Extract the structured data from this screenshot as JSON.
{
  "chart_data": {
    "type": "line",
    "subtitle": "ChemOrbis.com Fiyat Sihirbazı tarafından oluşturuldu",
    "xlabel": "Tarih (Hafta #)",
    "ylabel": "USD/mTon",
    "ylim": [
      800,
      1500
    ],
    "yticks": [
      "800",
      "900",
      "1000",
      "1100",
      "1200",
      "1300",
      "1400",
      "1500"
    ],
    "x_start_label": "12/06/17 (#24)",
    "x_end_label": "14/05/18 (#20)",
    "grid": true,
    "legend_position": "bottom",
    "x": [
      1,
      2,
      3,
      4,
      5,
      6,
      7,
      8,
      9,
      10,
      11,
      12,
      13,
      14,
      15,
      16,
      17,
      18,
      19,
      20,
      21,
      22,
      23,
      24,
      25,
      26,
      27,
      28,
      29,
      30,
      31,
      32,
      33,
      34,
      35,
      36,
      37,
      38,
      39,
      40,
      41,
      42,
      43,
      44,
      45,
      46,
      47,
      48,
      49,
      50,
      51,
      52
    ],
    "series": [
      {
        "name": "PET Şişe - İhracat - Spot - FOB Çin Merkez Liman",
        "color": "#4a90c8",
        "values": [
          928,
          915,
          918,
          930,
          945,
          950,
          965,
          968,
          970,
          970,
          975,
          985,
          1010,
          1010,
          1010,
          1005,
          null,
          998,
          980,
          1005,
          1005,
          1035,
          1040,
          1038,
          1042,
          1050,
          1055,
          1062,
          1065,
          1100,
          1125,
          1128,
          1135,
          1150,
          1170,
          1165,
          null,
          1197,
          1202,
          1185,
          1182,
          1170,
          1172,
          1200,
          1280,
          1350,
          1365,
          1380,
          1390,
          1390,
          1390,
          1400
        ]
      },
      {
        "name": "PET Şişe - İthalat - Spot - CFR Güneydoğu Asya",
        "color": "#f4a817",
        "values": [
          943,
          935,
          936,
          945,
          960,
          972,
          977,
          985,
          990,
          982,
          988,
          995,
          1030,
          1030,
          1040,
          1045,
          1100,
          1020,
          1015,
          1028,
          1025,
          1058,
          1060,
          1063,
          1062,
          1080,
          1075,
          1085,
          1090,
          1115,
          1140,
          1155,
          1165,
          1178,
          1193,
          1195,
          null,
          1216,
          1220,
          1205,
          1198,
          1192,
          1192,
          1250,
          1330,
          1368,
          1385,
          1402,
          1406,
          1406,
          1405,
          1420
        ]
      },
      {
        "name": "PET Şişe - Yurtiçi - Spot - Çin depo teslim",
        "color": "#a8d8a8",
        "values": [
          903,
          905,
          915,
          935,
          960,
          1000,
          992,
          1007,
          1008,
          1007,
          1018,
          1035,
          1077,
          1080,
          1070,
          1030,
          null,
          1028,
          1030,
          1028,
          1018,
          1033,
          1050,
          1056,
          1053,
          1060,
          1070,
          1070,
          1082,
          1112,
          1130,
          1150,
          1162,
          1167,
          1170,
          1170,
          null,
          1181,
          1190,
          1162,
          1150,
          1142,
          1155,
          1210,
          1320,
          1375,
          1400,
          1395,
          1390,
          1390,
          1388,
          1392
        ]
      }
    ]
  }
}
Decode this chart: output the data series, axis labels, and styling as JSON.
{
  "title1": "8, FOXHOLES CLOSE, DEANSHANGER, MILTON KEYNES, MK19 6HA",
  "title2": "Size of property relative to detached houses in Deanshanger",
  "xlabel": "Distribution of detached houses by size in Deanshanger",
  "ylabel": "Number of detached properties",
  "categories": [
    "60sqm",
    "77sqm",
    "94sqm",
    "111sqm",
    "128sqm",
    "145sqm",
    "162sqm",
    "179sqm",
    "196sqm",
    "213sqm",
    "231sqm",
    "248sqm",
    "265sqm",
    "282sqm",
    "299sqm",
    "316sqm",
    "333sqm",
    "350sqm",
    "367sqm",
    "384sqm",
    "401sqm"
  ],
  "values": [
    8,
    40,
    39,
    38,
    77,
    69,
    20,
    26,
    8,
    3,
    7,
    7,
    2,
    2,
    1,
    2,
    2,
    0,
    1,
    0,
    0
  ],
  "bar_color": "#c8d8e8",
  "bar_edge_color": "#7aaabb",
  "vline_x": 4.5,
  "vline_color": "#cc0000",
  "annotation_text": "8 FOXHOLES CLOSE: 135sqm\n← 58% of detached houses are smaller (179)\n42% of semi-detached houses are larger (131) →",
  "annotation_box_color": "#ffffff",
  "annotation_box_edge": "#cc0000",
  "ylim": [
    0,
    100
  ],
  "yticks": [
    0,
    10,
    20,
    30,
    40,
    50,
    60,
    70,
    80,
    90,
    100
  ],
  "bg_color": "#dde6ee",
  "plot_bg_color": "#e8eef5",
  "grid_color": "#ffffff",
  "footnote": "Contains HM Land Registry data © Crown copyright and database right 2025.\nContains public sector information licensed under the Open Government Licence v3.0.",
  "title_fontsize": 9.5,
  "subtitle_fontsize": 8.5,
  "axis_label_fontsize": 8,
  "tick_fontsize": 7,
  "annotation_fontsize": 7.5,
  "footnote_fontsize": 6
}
------------------------------------
Reproduce all of the entries word for word.

_SOLUTION TO THIS EXERCISE_
Extract the structured data from this screenshot as JSON.
{
  "chart_data": {
    "type": "line",
    "subtitle": "ChemOrbis.com Fiyat Sihirbazı tarafından oluşturuldu",
    "xlabel": "Tarih (Hafta #)",
    "ylabel": "USD/mTon",
    "ylim": [
      800,
      1500
    ],
    "yticks": [
      "800",
      "900",
      "1000",
      "1100",
      "1200",
      "1300",
      "1400",
      "1500"
    ],
    "x_start_label": "12/06/17 (#24)",
    "x_end_label": "14/05/18 (#20)",
    "grid": true,
    "legend_position": "bottom",
    "x": [
      1,
      2,
      3,
      4,
      5,
      6,
      7,
      8,
      9,
      10,
      11,
      12,
      13,
      14,
      15,
      16,
      17,
      18,
      19,
      20,
      21,
      22,
      23,
      24,
      25,
      26,
      27,
      28,
      29,
      30,
      31,
      32,
      33,
      34,
      35,
      36,
      37,
      38,
      39,
      40,
      41,
      42,
      43,
      44,
      45,
      46,
      47,
      48,
      49,
      50,
      51,
      52
    ],
    "series": [
      {
        "name": "PET Şişe - İhracat - Spot - FOB Çin Merkez Liman",
        "color": "#4a90c8",
        "values": [
          928,
          915,
          918,
          930,
          945,
          950,
          965,
          968,
          970,
          970,
          975,
          985,
          1010,
          1010,
          1010,
          1005,
          null,
          998,
          980,
          1005,
          1005,
          1035,
          1040,
          1038,
          1042,
          1050,
          1055,
          1062,
          1065,
          1100,
          1125,
          1128,
          1135,
          1150,
          1170,
          1165,
          null,
          1197,
          1202,
          1185,
          1182,
          1170,
          1172,
          1200,
          1280,
          1350,
          1365,
          1380,
          1390,
          1390,
          1390,
          1400
        ]
      },
      {
        "name": "PET Şişe - İthalat - Spot - CFR Güneydoğu Asya",
        "color": "#f4a817",
        "values": [
          943,
          935,
          936,
          945,
          960,
          972,
          977,
          985,
          990,
          982,
          988,
          995,
          1030,
          1030,
          1040,
          1045,
          1100,
          1020,
          1015,
          1028,
          1025,
          1058,
          1060,
          1063,
          1062,
          1080,
          1075,
          1085,
          1090,
          1115,
          1140,
          1155,
          1165,
          1178,
          1193,
          1195,
          null,
          1216,
          1220,
          1205,
          1198,
          1192,
          1192,
          1250,
          1330,
          1368,
          1385,
          1402,
          1406,
          1406,
          1405,
          1420
        ]
      },
      {
        "name": "PET Şişe - Yurtiçi - Spot - Çin depo teslim",
        "color": "#a8d8a8",
        "values": [
          903,
          905,
          915,
          935,
          960,
          1000,
          992,
          1007,
          1008,
          1007,
          1018,
          1035,
          1077,
          1080,
          1070,
          1030,
          null,
          1028,
          1030,
          1028,
          1018,
          1033,
          1050,
          1056,
          1053,
          1060,
          1070,
          1070,
          1082,
          1112,
          1130,
          1150,
          1162,
          1167,
          1170,
          1170,
          null,
          1181,
          1190,
          1162,
          1150,
          1142,
          1155,
          1210,
          1320,
          1375,
          1400,
          1395,
          1390,
          1390,
          1388,
          1392
        ]
      }
    ]
  }
}
Decode this chart: output the data series, axis labels, and styling as JSON.
{
  "title1": "8, FOXHOLES CLOSE, DEANSHANGER, MILTON KEYNES, MK19 6HA",
  "title2": "Size of property relative to detached houses in Deanshanger",
  "xlabel": "Distribution of detached houses by size in Deanshanger",
  "ylabel": "Number of detached properties",
  "categories": [
    "60sqm",
    "77sqm",
    "94sqm",
    "111sqm",
    "128sqm",
    "145sqm",
    "162sqm",
    "179sqm",
    "196sqm",
    "213sqm",
    "231sqm",
    "248sqm",
    "265sqm",
    "282sqm",
    "299sqm",
    "316sqm",
    "333sqm",
    "350sqm",
    "367sqm",
    "384sqm",
    "401sqm"
  ],
  "values": [
    8,
    40,
    39,
    38,
    77,
    69,
    20,
    26,
    8,
    3,
    7,
    7,
    2,
    2,
    1,
    2,
    2,
    0,
    1,
    0,
    0
  ],
  "bar_color": "#c8d8e8",
  "bar_edge_color": "#7aaabb",
  "vline_x": 4.5,
  "vline_color": "#cc0000",
  "annotation_text": "8 FOXHOLES CLOSE: 135sqm\n← 58% of detached houses are smaller (179)\n42% of semi-detached houses are larger (131) →",
  "annotation_box_color": "#ffffff",
  "annotation_box_edge": "#cc0000",
  "ylim": [
    0,
    100
  ],
  "yticks": [
    0,
    10,
    20,
    30,
    40,
    50,
    60,
    70,
    80,
    90,
    100
  ],
  "bg_color": "#dde6ee",
  "plot_bg_color": "#e8eef5",
  "grid_color": "#ffffff",
  "footnote": "Contains HM Land Registry data © Crown copyright and database right 2025.\nContains public sector information licensed under the Open Government Licence v3.0.",
  "title_fontsize": 9.5,
  "subtitle_fontsize": 8.5,
  "axis_label_fontsize": 8,
  "tick_fontsize": 7,
  "annotation_fontsize": 7.5,
  "footnote_fontsize": 6
}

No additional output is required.